- _REQUIRED WORK_: Write out the whole of the material exactly.

[Collected data entries]
start
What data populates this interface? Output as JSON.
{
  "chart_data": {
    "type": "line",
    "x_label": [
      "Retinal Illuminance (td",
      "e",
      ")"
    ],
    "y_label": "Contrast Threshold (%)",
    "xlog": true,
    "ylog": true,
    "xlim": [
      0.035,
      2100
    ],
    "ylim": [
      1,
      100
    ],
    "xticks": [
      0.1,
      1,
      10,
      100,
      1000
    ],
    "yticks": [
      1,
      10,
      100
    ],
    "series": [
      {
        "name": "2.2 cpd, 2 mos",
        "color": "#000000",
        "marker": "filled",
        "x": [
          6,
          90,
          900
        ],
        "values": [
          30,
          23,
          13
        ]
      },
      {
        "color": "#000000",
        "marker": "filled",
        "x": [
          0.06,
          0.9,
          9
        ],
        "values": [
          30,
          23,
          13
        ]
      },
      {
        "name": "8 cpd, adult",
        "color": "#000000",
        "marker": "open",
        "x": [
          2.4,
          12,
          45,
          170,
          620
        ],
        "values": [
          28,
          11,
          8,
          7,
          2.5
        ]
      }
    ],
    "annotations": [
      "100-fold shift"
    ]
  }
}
end
- _EXERCISE OUTPUT_:
What data populates this interface? Output as JSON.
{
  "chart_data": {
    "type": "line",
    "x_label": [
      "Retinal Illuminance (td",
      "e",
      ")"
    ],
    "y_label": "Contrast Threshold (%)",
    "xlog": true,
    "ylog": true,
    "xlim": [
      0.035,
      2100
    ],
    "ylim": [
      1,
      100
    ],
    "xticks": [
      0.1,
      1,
      10,
      100,
      1000
    ],
    "yticks": [
      1,
      10,
      100
    ],
    "series": [
      {
        "name": "2.2 cpd, 2 mos",
        "color": "#000000",
        "marker": "filled",
        "x": [
          6,
          90,
          900
        ],
        "values": [
          30,
          23,
          13
        ]
      },
      {
        "color": "#000000",
        "marker": "filled",
        "x": [
          0.06,
          0.9,
          9
        ],
        "values": [
          30,
          23,
          13
        ]
      },
      {
        "name": "8 cpd, adult",
        "color": "#000000",
        "marker": "open",
        "x": [
          2.4,
          12,
          45,
          170,
          620
        ],
        "values": [
          28,
          11,
          8,
          7,
          2.5
        ]
      }
    ],
    "annotations": [
      "100-fold shift"
    ]
  }
}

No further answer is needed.